→ **Data items**:

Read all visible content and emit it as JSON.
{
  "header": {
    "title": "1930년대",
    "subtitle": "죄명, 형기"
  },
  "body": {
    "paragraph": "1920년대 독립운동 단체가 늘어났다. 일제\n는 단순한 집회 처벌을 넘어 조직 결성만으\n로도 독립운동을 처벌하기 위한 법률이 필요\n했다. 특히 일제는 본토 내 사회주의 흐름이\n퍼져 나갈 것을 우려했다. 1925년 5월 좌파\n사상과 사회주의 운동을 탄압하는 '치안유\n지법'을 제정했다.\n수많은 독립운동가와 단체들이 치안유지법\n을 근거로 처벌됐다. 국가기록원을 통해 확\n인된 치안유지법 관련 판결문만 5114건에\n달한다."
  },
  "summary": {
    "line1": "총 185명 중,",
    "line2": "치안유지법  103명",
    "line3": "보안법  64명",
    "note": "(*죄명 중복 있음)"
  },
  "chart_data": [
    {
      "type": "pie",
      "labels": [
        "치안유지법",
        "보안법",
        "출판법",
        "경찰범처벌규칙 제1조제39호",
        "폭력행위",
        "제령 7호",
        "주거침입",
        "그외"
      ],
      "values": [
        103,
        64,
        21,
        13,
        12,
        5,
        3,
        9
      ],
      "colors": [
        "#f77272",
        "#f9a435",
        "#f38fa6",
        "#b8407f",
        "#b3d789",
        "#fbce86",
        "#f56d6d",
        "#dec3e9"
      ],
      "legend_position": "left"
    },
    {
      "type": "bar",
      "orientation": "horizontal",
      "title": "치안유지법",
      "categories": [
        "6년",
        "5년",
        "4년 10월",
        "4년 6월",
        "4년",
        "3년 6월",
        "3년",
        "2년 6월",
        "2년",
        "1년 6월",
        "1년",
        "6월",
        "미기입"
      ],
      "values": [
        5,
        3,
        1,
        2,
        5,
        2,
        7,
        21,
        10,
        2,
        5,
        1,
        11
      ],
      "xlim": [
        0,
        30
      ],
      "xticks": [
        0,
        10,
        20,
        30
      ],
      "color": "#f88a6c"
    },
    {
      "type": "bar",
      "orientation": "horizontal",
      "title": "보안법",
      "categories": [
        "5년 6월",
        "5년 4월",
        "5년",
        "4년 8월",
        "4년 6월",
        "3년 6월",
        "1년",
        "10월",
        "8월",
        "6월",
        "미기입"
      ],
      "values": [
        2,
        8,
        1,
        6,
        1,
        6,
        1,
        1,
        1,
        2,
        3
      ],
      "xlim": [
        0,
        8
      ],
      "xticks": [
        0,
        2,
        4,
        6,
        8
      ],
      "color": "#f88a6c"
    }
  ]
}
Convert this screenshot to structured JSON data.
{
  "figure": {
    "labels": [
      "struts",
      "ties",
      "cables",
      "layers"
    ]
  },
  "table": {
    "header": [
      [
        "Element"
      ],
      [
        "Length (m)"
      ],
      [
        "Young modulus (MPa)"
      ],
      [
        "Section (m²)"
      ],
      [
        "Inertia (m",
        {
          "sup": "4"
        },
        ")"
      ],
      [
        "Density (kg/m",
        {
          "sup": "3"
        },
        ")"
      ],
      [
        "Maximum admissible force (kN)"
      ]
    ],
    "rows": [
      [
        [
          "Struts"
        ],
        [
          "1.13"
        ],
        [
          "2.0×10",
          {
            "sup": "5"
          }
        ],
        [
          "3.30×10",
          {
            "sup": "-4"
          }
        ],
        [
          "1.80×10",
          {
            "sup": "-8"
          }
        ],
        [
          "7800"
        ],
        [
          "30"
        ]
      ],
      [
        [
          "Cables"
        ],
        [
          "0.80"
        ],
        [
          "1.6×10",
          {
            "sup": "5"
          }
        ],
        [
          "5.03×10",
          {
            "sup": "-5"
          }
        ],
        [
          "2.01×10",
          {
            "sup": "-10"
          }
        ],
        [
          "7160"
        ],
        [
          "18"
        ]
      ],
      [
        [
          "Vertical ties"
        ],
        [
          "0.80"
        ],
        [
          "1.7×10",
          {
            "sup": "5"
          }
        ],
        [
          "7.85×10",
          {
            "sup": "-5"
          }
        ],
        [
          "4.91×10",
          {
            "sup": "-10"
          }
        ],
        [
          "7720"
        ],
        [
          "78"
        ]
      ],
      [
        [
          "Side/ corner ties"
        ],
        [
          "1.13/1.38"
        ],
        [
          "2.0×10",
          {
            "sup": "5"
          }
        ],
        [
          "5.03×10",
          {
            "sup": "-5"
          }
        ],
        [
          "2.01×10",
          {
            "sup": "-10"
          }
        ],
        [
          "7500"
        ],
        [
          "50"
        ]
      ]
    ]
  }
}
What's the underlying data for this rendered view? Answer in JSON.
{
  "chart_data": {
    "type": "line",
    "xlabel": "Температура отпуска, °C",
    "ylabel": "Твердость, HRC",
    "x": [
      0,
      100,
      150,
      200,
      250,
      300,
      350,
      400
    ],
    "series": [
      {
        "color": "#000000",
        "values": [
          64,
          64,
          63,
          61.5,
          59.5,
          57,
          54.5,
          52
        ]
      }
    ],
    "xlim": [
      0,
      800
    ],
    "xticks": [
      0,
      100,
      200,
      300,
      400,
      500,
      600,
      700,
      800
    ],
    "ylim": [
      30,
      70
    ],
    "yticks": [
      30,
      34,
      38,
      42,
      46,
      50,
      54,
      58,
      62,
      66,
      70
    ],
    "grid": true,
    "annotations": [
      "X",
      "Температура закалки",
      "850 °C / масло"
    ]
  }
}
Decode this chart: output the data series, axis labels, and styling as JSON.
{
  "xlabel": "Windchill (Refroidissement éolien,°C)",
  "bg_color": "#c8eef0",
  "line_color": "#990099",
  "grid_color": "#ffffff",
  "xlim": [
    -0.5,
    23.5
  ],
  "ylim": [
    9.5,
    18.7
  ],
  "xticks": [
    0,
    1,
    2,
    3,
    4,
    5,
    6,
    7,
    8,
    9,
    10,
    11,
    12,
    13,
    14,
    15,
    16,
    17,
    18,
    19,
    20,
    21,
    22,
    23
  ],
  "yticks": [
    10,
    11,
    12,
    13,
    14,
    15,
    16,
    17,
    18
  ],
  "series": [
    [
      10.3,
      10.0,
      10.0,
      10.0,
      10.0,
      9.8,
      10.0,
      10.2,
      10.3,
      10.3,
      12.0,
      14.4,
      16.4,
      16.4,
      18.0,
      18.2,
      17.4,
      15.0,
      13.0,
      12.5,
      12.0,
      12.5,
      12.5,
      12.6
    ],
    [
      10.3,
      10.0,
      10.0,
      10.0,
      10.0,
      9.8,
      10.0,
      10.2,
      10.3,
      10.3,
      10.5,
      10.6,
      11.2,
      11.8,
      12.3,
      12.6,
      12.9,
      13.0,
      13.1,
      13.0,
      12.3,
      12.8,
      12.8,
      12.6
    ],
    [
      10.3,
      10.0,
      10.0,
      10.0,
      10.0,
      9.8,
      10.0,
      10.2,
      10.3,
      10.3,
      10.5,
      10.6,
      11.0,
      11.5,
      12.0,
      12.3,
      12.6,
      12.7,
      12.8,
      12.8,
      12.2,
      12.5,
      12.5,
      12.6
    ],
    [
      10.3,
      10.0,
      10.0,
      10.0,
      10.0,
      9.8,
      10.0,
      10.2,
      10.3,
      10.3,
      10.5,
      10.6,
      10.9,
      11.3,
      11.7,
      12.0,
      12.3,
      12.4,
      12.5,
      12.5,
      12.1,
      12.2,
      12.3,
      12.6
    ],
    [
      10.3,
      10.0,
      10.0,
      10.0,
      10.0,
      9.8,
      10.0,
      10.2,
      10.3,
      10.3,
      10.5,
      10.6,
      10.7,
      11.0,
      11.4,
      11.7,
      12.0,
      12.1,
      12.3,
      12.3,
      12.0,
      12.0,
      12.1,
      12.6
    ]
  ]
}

→ **TASK REQUIREMENTS**:
Where a line of the entries contains the word "Температура", copy that line.

→ **EXERCISE RESULT**:
    "xlabel": "Температура отпуска, °C",
      "Температура закалки",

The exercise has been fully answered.